▶ TASK GOAL
Pull out all lines from the listing below in which the word "campaigns" appears.

Stored data entries
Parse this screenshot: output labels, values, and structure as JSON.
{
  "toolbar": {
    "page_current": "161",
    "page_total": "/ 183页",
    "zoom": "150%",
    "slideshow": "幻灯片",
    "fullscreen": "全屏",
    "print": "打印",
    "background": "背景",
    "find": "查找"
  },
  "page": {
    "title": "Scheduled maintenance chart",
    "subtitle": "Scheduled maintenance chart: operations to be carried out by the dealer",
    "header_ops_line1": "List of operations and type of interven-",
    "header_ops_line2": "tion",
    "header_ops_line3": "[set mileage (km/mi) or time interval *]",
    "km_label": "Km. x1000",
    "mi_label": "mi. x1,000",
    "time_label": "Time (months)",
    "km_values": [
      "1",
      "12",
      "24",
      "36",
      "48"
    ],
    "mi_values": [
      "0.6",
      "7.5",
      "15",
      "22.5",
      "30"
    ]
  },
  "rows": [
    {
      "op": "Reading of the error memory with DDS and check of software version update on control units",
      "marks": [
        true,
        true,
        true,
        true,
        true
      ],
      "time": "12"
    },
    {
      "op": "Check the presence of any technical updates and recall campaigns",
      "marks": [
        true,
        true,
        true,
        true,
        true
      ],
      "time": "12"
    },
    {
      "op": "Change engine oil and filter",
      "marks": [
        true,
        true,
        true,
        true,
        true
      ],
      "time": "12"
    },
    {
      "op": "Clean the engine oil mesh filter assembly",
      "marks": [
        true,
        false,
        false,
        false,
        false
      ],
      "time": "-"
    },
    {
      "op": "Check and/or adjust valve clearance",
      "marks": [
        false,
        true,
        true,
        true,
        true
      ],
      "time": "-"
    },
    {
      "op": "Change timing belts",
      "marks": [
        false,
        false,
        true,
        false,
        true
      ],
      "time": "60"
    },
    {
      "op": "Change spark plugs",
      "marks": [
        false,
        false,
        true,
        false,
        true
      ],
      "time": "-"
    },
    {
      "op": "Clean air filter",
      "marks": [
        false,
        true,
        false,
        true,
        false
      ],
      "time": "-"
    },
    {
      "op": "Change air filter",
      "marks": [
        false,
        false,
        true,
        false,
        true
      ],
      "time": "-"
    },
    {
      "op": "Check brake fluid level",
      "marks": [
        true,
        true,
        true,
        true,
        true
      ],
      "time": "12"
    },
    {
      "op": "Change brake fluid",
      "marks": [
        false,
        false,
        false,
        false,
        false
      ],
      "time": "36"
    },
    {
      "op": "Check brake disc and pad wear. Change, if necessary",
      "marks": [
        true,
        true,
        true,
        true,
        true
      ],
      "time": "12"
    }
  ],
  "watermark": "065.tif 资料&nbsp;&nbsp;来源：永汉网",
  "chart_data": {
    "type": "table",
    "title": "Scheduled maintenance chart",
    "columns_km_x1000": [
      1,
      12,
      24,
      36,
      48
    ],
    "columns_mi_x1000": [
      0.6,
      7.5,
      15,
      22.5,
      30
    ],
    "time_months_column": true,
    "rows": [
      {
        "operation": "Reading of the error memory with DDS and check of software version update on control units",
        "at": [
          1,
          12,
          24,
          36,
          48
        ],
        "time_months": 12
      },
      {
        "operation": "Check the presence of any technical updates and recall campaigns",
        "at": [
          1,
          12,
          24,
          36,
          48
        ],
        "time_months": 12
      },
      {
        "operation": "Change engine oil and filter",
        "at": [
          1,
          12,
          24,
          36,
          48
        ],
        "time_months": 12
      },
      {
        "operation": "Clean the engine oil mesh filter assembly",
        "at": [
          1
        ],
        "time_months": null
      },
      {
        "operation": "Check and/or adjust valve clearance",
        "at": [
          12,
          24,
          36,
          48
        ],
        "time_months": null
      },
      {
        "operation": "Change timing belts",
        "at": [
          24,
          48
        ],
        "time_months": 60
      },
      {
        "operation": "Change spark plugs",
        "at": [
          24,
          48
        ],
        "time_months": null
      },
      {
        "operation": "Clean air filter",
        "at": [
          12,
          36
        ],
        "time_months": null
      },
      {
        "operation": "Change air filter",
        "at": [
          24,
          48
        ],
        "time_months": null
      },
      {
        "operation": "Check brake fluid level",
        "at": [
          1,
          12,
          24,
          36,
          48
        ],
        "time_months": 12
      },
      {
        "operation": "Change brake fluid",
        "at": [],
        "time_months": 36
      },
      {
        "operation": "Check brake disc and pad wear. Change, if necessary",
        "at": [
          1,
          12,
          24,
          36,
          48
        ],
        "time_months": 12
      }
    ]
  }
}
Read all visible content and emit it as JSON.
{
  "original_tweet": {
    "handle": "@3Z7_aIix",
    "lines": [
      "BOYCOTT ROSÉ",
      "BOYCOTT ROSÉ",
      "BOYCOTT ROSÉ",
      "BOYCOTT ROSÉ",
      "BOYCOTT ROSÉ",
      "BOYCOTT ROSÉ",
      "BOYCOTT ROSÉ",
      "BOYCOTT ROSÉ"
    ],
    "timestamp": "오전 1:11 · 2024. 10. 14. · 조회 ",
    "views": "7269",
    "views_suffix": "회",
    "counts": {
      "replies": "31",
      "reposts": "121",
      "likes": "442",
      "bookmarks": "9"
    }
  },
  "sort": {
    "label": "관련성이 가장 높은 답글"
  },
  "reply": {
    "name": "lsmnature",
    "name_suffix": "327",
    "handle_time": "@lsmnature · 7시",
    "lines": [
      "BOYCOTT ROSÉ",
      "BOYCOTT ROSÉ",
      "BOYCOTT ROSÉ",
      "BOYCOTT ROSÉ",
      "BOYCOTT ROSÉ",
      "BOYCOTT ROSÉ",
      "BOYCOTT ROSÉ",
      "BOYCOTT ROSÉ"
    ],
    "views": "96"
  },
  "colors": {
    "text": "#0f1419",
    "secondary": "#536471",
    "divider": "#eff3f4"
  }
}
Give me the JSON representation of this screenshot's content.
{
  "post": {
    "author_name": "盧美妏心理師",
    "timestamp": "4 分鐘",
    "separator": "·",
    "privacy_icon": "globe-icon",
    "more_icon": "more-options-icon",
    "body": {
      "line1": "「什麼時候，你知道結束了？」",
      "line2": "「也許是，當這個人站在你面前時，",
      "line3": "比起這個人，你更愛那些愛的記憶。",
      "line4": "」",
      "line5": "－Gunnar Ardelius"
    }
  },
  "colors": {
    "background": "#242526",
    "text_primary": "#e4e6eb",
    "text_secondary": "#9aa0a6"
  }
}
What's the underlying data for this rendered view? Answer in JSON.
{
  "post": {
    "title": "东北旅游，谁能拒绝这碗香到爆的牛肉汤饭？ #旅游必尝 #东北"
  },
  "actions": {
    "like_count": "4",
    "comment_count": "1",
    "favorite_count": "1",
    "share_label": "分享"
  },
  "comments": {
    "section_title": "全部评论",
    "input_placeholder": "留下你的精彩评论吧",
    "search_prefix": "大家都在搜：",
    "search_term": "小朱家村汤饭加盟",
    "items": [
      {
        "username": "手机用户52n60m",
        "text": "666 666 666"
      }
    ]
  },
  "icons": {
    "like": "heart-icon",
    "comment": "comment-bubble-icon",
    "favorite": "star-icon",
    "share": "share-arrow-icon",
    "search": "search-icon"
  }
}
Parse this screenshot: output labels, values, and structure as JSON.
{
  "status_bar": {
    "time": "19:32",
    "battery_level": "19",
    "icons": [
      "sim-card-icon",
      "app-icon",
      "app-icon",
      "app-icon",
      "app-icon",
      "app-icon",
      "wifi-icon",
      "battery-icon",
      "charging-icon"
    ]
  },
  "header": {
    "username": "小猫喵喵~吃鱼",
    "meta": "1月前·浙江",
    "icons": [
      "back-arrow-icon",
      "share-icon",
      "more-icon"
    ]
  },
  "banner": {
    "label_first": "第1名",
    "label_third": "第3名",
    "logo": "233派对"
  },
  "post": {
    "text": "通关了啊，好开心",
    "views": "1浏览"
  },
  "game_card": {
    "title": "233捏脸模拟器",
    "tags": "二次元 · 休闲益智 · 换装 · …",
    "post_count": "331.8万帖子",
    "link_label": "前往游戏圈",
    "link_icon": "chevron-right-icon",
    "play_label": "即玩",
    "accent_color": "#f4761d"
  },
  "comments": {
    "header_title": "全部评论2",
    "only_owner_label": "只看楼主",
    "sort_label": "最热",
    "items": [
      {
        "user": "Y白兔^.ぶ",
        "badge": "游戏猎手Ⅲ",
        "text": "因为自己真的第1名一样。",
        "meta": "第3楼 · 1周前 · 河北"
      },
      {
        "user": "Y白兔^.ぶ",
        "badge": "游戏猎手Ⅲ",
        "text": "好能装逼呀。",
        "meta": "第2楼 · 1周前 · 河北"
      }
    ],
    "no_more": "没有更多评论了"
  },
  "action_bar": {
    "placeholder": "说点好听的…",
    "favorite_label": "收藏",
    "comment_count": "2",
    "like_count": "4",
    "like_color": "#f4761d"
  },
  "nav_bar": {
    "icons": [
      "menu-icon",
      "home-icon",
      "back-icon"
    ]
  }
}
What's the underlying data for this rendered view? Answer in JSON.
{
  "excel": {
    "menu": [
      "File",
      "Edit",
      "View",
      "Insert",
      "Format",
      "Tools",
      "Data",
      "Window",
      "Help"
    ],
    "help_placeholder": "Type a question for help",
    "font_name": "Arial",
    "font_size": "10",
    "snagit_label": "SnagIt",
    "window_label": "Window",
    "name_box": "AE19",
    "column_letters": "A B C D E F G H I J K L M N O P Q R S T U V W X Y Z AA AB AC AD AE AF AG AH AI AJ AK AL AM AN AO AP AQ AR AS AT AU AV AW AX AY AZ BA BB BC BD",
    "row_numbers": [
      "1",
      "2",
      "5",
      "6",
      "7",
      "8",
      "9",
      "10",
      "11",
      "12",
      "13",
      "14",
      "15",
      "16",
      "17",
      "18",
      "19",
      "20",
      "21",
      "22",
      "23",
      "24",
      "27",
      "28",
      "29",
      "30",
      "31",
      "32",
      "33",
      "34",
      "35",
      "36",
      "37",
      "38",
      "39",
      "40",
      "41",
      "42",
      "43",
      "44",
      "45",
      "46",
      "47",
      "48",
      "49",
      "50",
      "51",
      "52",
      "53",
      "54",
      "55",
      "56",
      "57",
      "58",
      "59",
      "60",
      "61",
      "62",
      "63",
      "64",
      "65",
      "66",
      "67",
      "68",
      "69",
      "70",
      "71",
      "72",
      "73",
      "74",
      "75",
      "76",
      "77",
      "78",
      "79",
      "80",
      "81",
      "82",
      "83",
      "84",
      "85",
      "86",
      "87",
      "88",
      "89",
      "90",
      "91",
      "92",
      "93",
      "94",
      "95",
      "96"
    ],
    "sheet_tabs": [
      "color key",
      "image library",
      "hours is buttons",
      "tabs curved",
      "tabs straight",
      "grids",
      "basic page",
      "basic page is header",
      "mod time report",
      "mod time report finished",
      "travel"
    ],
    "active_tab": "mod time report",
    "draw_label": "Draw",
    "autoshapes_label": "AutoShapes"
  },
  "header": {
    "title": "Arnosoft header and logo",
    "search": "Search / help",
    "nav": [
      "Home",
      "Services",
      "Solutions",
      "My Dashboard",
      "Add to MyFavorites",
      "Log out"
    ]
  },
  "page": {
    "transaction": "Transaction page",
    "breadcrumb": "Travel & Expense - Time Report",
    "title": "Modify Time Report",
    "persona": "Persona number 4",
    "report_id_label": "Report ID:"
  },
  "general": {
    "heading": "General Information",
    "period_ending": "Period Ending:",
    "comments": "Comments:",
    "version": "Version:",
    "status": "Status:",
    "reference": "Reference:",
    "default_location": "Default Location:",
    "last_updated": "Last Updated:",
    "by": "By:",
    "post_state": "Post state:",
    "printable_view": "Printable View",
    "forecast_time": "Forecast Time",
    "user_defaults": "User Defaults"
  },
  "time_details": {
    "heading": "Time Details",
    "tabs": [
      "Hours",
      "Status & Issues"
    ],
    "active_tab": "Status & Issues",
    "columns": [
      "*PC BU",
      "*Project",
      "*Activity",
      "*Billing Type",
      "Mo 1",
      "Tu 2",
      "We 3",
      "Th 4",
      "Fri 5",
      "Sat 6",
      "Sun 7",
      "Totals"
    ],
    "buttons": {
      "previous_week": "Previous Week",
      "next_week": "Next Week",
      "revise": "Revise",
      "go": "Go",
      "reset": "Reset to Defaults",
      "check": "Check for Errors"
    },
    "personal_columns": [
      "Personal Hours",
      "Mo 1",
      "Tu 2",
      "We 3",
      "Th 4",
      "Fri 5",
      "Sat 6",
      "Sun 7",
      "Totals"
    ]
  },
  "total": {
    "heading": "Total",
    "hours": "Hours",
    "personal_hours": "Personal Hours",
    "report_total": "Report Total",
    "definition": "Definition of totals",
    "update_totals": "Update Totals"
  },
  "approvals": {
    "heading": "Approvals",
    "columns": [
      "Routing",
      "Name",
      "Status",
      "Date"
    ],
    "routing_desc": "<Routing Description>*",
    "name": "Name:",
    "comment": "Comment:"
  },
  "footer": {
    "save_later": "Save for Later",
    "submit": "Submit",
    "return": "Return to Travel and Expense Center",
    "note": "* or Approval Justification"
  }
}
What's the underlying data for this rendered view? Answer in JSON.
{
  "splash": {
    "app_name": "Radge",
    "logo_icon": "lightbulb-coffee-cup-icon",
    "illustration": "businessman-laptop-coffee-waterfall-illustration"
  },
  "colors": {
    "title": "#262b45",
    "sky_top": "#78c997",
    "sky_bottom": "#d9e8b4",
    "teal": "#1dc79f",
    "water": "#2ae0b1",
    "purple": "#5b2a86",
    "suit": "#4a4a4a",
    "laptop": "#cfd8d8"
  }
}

▶ THE RESPONSE
      "op": "Check the presence of any technical updates and recall campaigns",
        "operation": "Check the presence of any technical updates and recall campaigns",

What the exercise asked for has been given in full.